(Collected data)
========================================================================
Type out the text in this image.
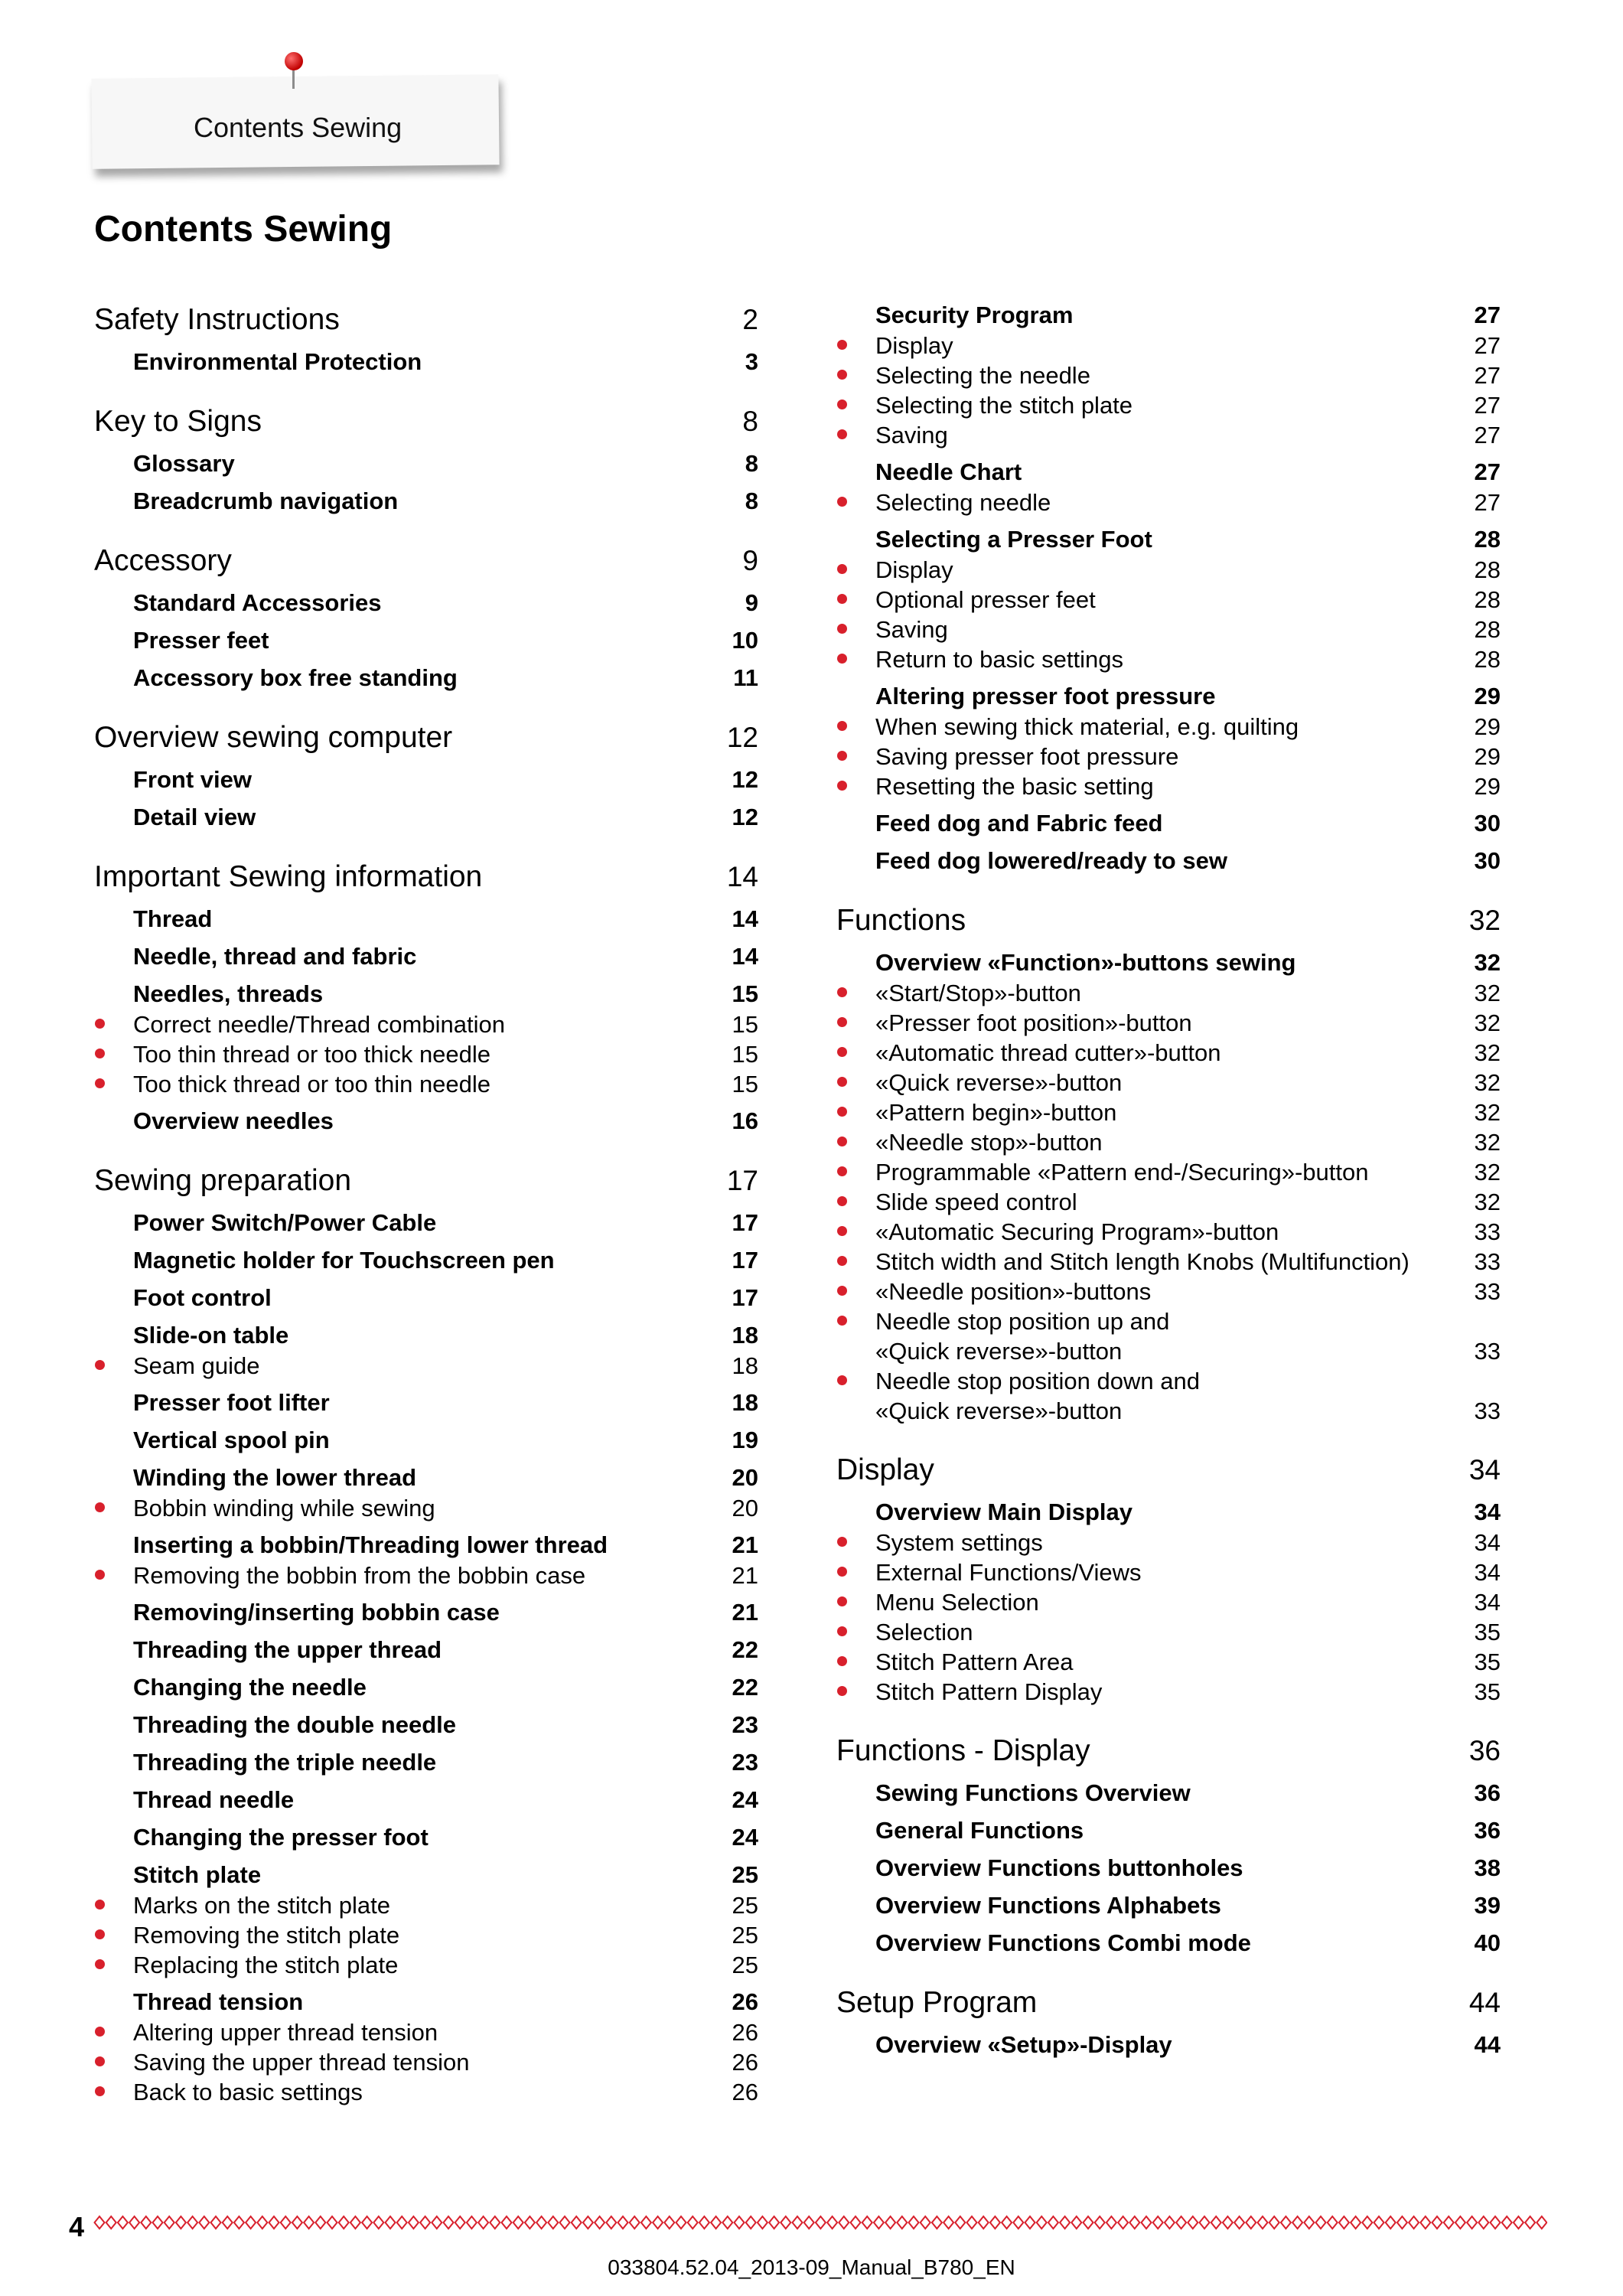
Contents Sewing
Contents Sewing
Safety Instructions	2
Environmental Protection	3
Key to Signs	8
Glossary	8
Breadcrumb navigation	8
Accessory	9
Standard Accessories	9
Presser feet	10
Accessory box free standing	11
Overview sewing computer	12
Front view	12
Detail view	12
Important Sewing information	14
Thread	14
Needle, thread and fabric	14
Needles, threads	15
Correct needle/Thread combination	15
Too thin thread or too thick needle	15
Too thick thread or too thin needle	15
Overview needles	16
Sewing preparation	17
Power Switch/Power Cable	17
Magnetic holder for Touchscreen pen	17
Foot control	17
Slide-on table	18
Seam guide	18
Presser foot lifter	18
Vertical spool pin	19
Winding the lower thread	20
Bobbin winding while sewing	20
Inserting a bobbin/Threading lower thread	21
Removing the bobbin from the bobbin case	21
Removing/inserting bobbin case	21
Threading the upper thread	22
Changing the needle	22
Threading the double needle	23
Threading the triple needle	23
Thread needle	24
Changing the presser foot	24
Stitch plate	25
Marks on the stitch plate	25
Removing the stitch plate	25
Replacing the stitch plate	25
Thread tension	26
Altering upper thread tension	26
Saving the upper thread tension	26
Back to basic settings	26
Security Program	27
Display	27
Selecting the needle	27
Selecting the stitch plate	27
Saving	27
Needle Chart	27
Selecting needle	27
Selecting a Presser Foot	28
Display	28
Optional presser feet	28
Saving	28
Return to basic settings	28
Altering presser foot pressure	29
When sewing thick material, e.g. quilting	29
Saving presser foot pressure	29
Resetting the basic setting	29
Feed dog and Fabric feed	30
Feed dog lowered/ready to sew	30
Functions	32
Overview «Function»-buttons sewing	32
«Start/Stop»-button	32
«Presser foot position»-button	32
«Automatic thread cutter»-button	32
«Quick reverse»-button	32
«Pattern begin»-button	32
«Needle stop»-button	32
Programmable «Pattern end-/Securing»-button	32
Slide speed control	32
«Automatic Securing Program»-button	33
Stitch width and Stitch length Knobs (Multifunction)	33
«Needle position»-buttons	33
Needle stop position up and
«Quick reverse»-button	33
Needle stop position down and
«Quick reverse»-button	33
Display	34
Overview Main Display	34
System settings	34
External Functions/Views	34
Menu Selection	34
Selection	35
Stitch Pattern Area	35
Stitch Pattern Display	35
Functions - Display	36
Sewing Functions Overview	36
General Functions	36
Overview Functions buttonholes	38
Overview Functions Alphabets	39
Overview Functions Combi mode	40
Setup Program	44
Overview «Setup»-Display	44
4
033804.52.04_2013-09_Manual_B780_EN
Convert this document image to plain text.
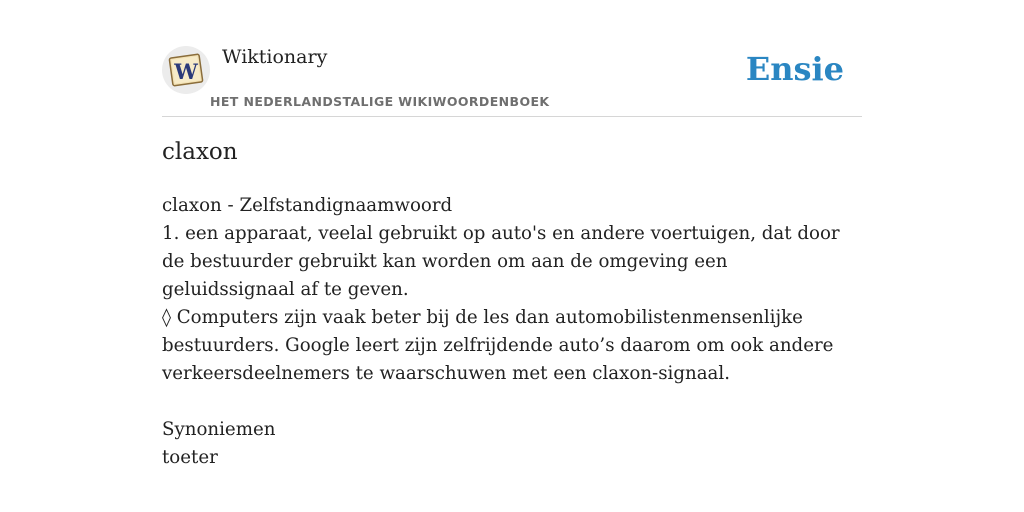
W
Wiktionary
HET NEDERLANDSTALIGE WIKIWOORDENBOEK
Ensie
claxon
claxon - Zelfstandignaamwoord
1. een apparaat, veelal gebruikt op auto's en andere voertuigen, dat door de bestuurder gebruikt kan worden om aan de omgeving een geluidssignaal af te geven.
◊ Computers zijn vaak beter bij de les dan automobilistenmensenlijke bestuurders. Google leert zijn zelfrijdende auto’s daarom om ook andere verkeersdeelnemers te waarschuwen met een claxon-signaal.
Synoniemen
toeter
========================================================================
Identify the lines above that contain the word "Automatic", then copy them.

SOLUTION TO THE PROBLEM -
«Automatic thread cutter»-button	32
«Automatic Securing Program»-button	33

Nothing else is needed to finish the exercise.